"""

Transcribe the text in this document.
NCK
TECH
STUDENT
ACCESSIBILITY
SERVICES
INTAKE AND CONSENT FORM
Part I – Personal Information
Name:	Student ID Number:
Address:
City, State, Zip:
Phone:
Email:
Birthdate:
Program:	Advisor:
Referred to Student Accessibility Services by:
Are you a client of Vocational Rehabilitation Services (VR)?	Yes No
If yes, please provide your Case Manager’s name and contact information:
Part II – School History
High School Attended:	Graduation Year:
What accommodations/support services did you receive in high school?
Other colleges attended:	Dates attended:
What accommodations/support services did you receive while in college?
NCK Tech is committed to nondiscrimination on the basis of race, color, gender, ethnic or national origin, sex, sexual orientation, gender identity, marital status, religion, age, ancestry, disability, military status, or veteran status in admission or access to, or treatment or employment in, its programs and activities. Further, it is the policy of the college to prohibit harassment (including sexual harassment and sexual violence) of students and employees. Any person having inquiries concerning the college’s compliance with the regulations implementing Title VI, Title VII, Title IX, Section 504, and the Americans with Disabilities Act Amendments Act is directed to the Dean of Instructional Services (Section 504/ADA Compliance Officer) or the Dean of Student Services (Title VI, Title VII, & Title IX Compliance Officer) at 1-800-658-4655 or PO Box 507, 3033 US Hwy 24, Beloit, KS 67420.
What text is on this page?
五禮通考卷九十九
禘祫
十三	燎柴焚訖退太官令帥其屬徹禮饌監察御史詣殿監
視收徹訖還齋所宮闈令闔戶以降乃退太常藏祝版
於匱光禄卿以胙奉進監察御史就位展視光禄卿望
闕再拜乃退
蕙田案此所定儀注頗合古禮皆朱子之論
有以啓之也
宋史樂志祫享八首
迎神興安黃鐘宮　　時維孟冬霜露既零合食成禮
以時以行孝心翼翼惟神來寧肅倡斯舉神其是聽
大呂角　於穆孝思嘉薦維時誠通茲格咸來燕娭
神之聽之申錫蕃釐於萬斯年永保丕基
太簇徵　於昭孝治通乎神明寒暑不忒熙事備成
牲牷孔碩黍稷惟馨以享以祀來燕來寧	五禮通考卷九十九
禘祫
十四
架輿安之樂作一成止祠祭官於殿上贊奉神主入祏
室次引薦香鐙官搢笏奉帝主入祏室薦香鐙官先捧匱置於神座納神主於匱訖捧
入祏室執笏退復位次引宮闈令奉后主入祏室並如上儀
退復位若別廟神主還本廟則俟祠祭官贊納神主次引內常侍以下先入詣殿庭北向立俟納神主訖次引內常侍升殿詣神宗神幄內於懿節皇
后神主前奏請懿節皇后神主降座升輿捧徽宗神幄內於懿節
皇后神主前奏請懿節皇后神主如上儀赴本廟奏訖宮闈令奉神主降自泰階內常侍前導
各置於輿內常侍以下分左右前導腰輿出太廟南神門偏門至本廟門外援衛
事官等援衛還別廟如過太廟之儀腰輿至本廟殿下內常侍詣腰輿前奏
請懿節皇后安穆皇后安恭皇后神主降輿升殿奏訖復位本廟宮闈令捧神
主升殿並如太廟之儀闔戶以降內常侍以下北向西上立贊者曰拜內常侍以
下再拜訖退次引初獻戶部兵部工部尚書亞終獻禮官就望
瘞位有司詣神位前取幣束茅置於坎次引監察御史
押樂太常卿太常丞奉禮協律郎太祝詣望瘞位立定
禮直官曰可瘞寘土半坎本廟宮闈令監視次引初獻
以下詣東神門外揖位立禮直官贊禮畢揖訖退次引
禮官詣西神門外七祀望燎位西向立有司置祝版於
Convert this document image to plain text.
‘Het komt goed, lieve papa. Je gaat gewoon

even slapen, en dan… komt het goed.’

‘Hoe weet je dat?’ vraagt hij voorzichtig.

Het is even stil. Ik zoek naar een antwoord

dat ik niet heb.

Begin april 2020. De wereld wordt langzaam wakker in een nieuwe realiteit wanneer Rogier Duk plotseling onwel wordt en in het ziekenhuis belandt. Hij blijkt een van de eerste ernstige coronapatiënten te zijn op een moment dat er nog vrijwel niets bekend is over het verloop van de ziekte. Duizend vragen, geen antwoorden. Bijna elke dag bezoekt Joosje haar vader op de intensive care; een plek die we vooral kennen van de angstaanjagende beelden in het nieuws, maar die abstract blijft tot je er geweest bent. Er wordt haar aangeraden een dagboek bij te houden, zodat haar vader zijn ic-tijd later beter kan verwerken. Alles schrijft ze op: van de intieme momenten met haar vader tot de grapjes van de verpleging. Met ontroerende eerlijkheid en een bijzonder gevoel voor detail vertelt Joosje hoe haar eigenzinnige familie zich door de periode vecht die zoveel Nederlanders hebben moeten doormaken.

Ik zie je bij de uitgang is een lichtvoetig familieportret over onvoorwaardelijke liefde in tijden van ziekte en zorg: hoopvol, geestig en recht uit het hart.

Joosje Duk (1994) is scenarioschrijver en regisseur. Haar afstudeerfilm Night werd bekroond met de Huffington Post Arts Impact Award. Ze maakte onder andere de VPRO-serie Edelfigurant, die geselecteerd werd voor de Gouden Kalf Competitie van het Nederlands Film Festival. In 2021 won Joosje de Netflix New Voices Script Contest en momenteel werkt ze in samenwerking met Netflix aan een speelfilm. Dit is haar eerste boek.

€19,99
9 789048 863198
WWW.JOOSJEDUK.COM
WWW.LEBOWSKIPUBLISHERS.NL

"""

=== Task objective ===
Sift the material for lines with the string "ziekte". Copy each one found.

=== Result of the task ===
Begin april 2020. De wereld wordt langzaam wakker in een nieuwe realiteit wanneer Rogier Duk plotseling onwel wordt en in het ziekenhuis belandt. Hij blijkt een van de eerste ernstige coronapatiënten te zijn op een moment dat er nog vrijwel niets bekend is over het verloop van de ziekte. Duizend vragen, geen antwoorden. Bijna elke dag bezoekt Joosje haar vader op de intensive care; een plek die we vooral kennen van de angstaanjagende beelden in het nieuws, maar die abstract blijft tot je er geweest bent. Er wordt haar aangeraden een dagboek bij te houden, zodat haar vader zijn ic-tijd later beter kan verwerken. Alles schrijft ze op: van de intieme momenten met haar vader tot de grapjes van de verpleging. Met ontroerende eerlijkheid en een bijzonder gevoel voor detail vertelt Joosje hoe haar eigenzinnige familie zich door de periode vecht die zoveel Nederlanders hebben moeten doormaken.
Ik zie je bij de uitgang is een lichtvoetig familieportret over onvoorwaardelijke liefde in tijden van ziekte en zorg: hoopvol, geestig en recht uit het hart.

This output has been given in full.